----- Supplied records -----

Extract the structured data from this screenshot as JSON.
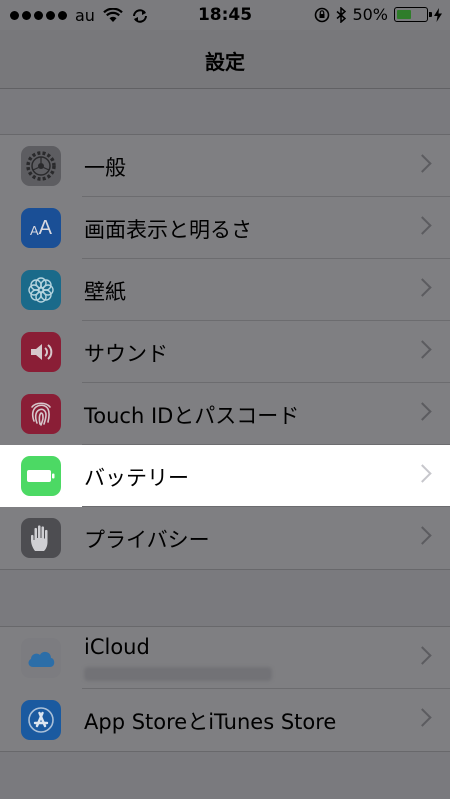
{
  "status_bar": {
    "carrier": "au",
    "time": "18:45",
    "battery_percent": "50%",
    "battery_level": 0.5
  },
  "nav": {
    "title": "設定"
  },
  "group1": [
    {
      "label": "一般",
      "icon": "gear-icon",
      "color": "#5d5d61"
    },
    {
      "label": "画面表示と明るさ",
      "icon": "text-size-icon",
      "color": "#1a4f96"
    },
    {
      "label": "壁紙",
      "icon": "flower-icon",
      "color": "#1a6a8a"
    },
    {
      "label": "サウンド",
      "icon": "speaker-icon",
      "color": "#8a1e36"
    },
    {
      "label": "Touch IDとパスコード",
      "icon": "fingerprint-icon",
      "color": "#8a1e36"
    },
    {
      "label": "バッテリー",
      "icon": "battery-icon",
      "color": "#4cd964",
      "highlighted": true
    },
    {
      "label": "プライバシー",
      "icon": "hand-icon",
      "color": "#4d4d51"
    }
  ],
  "group2": [
    {
      "label": "iCloud",
      "icon": "cloud-icon",
      "color": "#7c7c80"
    },
    {
      "label": "App StoreとiTunes Store",
      "icon": "appstore-icon",
      "color": "#1a5aa0"
    }
  ],
  "colors": {
    "dimmed_bg": "#7f7f82",
    "highlight": "#ffffff",
    "battery_green": "#4cd964"
  }
}
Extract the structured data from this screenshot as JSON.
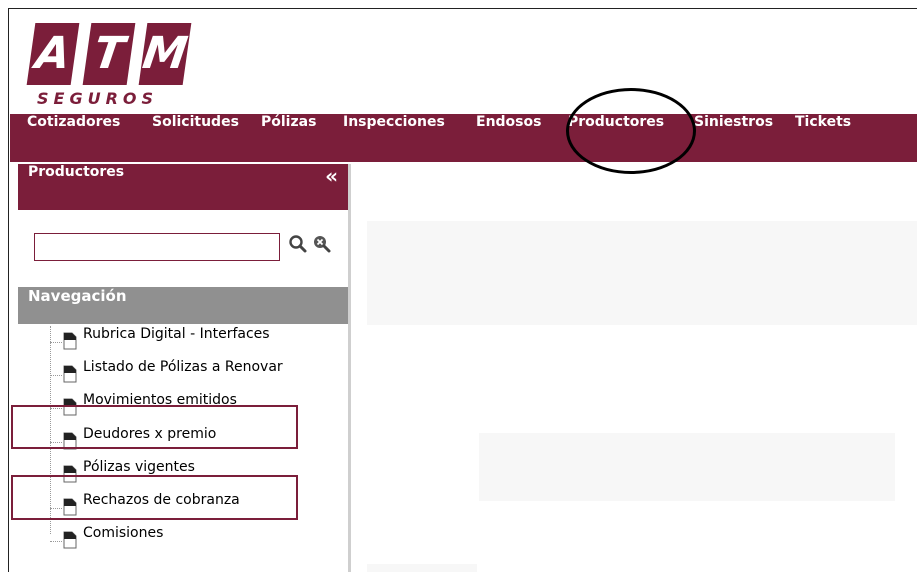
{
  "logo": {
    "letters": [
      "A",
      "T",
      "M"
    ],
    "tagline": "SEGUROS",
    "brand_color": "#7b1e3a"
  },
  "topnav": {
    "items": [
      {
        "label": "Cotizadores"
      },
      {
        "label": "Solicitudes"
      },
      {
        "label": "Pólizas"
      },
      {
        "label": "Inspecciones"
      },
      {
        "label": "Endosos"
      },
      {
        "label": "Productores"
      },
      {
        "label": "Siniestros"
      },
      {
        "label": "Tickets"
      }
    ],
    "highlighted": "Productores"
  },
  "sidebar": {
    "title": "Productores",
    "collapse_glyph": "«",
    "search": {
      "value": "",
      "placeholder": ""
    },
    "icons": [
      "search-icon",
      "clear-search-icon"
    ],
    "navigation": {
      "title": "Navegación",
      "items": [
        {
          "label": "Rubrica Digital - Interfaces"
        },
        {
          "label": "Listado de Pólizas a Renovar"
        },
        {
          "label": "Movimientos emitidos"
        },
        {
          "label": "Deudores x premio"
        },
        {
          "label": "Pólizas vigentes"
        },
        {
          "label": "Rechazos de cobranza"
        },
        {
          "label": "Comisiones"
        }
      ],
      "highlighted": [
        "Deudores x premio",
        "Rechazos de cobranza"
      ]
    }
  },
  "colors": {
    "accent": "#7b1e3a",
    "section_header": "#909090",
    "annotation": "#000000"
  }
}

-----

Go through the material above and print all of it exactly, except the pictures.

** Exercise response **
Extract the structured data from this screenshot as JSON.
{
  "status_bar": {
    "carrier": "au",
    "time": "18:45",
    "battery_percent": "50%",
    "battery_level": 0.5
  },
  "nav": {
    "title": "設定"
  },
  "group1": [
    {
      "label": "一般",
      "icon": "gear-icon",
      "color": "#5d5d61"
    },
    {
      "label": "画面表示と明るさ",
      "icon": "text-size-icon",
      "color": "#1a4f96"
    },
    {
      "label": "壁紙",
      "icon": "flower-icon",
      "color": "#1a6a8a"
    },
    {
      "label": "サウンド",
      "icon": "speaker-icon",
      "color": "#8a1e36"
    },
    {
      "label": "Touch IDとパスコード",
      "icon": "fingerprint-icon",
      "color": "#8a1e36"
    },
    {
      "label": "バッテリー",
      "icon": "battery-icon",
      "color": "#4cd964",
      "highlighted": true
    },
    {
      "label": "プライバシー",
      "icon": "hand-icon",
      "color": "#4d4d51"
    }
  ],
  "group2": [
    {
      "label": "iCloud",
      "icon": "cloud-icon",
      "color": "#7c7c80"
    },
    {
      "label": "App StoreとiTunes Store",
      "icon": "appstore-icon",
      "color": "#1a5aa0"
    }
  ],
  "colors": {
    "dimmed_bg": "#7f7f82",
    "highlight": "#ffffff",
    "battery_green": "#4cd964"
  }
}
Extract the structured data from this screenshot as JSON.
{
  "logo": {
    "letters": [
      "A",
      "T",
      "M"
    ],
    "tagline": "SEGUROS",
    "brand_color": "#7b1e3a"
  },
  "topnav": {
    "items": [
      {
        "label": "Cotizadores"
      },
      {
        "label": "Solicitudes"
      },
      {
        "label": "Pólizas"
      },
      {
        "label": "Inspecciones"
      },
      {
        "label": "Endosos"
      },
      {
        "label": "Productores"
      },
      {
        "label": "Siniestros"
      },
      {
        "label": "Tickets"
      }
    ],
    "highlighted": "Productores"
  },
  "sidebar": {
    "title": "Productores",
    "collapse_glyph": "«",
    "search": {
      "value": "",
      "placeholder": ""
    },
    "icons": [
      "search-icon",
      "clear-search-icon"
    ],
    "navigation": {
      "title": "Navegación",
      "items": [
        {
          "label": "Rubrica Digital - Interfaces"
        },
        {
          "label": "Listado de Pólizas a Renovar"
        },
        {
          "label": "Movimientos emitidos"
        },
        {
          "label": "Deudores x premio"
        },
        {
          "label": "Pólizas vigentes"
        },
        {
          "label": "Rechazos de cobranza"
        },
        {
          "label": "Comisiones"
        }
      ],
      "highlighted": [
        "Deudores x premio",
        "Rechazos de cobranza"
      ]
    }
  },
  "colors": {
    "accent": "#7b1e3a",
    "section_header": "#909090",
    "annotation": "#000000"
  }
}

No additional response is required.